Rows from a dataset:

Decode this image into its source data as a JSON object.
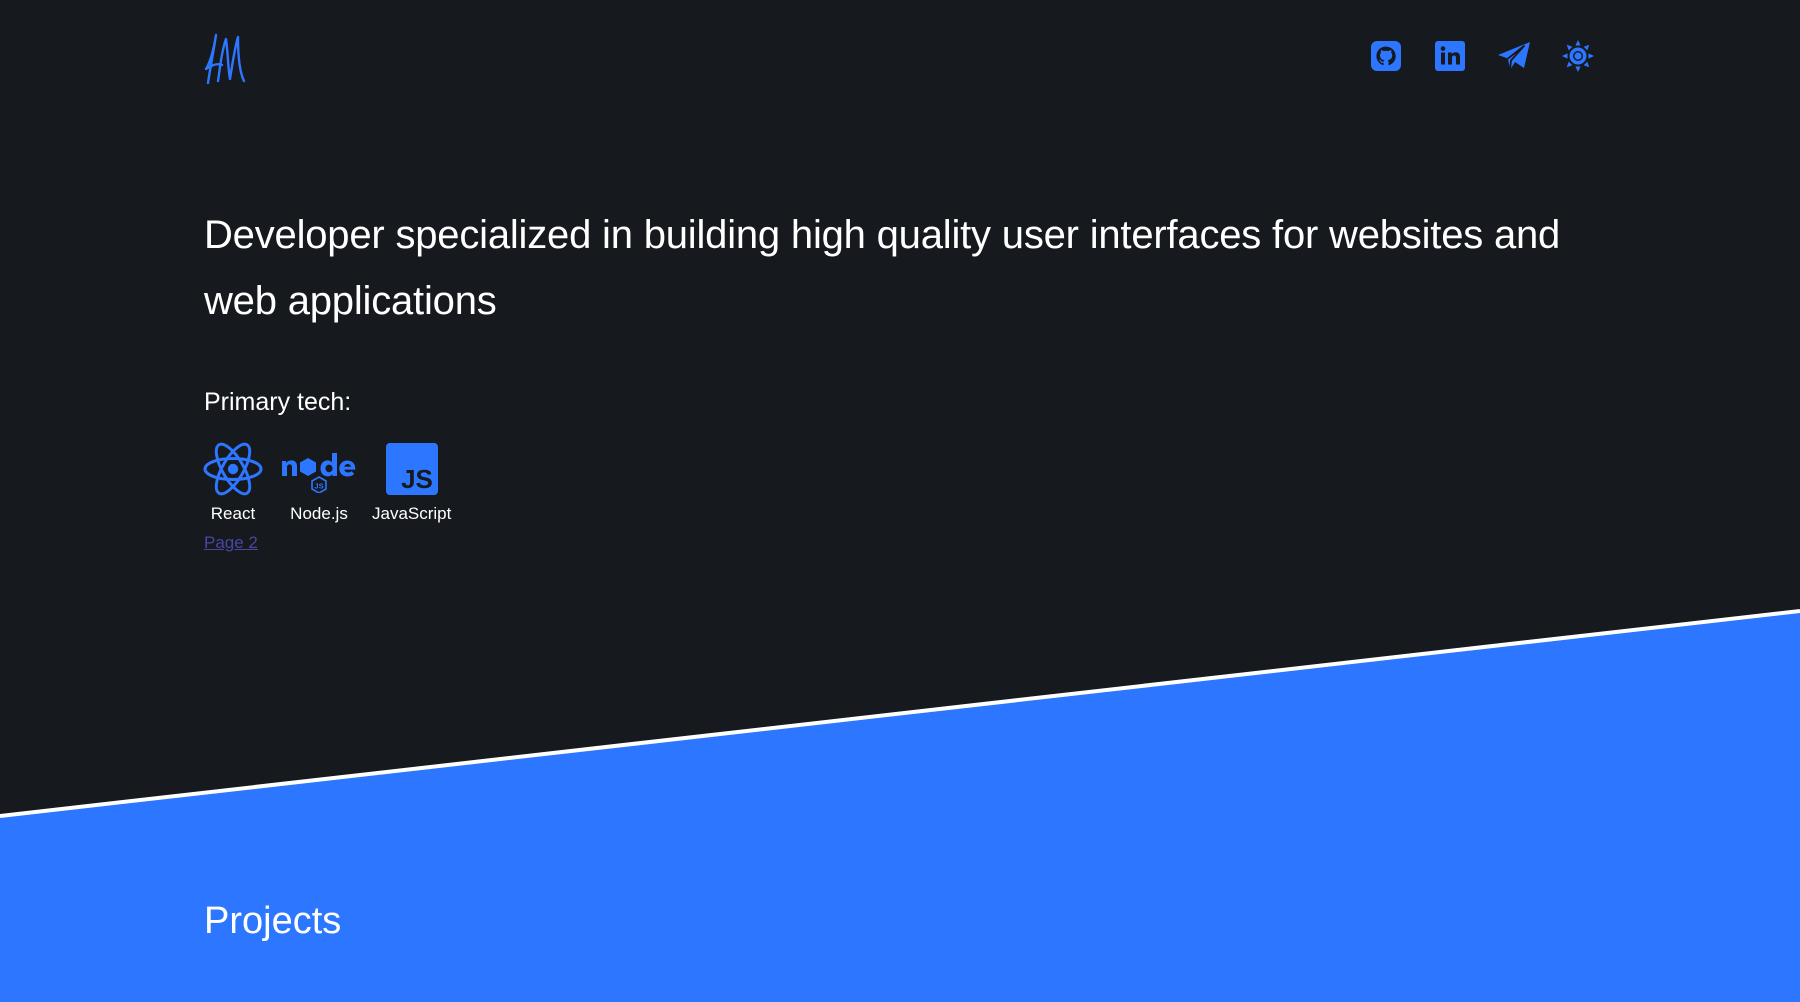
{
  "colors": {
    "background": "#16191d",
    "accent": "#2d76ff",
    "text": "#ffffff",
    "link": "#4a47a3",
    "divider": "#ffffff"
  },
  "header": {
    "logo_icon": "signature-logo-icon",
    "nav_icons": [
      "github-icon",
      "linkedin-icon",
      "telegram-icon",
      "theme-toggle-sun-icon"
    ]
  },
  "hero": {
    "headline": "Developer specialized in building high quality user interfaces for websites and web applications",
    "primary_label": "Primary tech:",
    "tech": [
      {
        "label": "React",
        "icon": "react-icon"
      },
      {
        "label": "Node.js",
        "icon": "nodejs-icon"
      },
      {
        "label": "JavaScript",
        "icon": "javascript-icon"
      }
    ],
    "page_link": "Page 2"
  },
  "projects": {
    "title": "Projects"
  }
}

WRITTEN TASK: Output all the records, word for word, with no pictures in the copy.

ANSWER TO THE EXERCISE:
Decode this image into its source data as a JSON object.
{
  "colors": {
    "background": "#16191d",
    "accent": "#2d76ff",
    "text": "#ffffff",
    "link": "#4a47a3",
    "divider": "#ffffff"
  },
  "header": {
    "logo_icon": "signature-logo-icon",
    "nav_icons": [
      "github-icon",
      "linkedin-icon",
      "telegram-icon",
      "theme-toggle-sun-icon"
    ]
  },
  "hero": {
    "headline": "Developer specialized in building high quality user interfaces for websites and web applications",
    "primary_label": "Primary tech:",
    "tech": [
      {
        "label": "React",
        "icon": "react-icon"
      },
      {
        "label": "Node.js",
        "icon": "nodejs-icon"
      },
      {
        "label": "JavaScript",
        "icon": "javascript-icon"
      }
    ],
    "page_link": "Page 2"
  },
  "projects": {
    "title": "Projects"
  }
}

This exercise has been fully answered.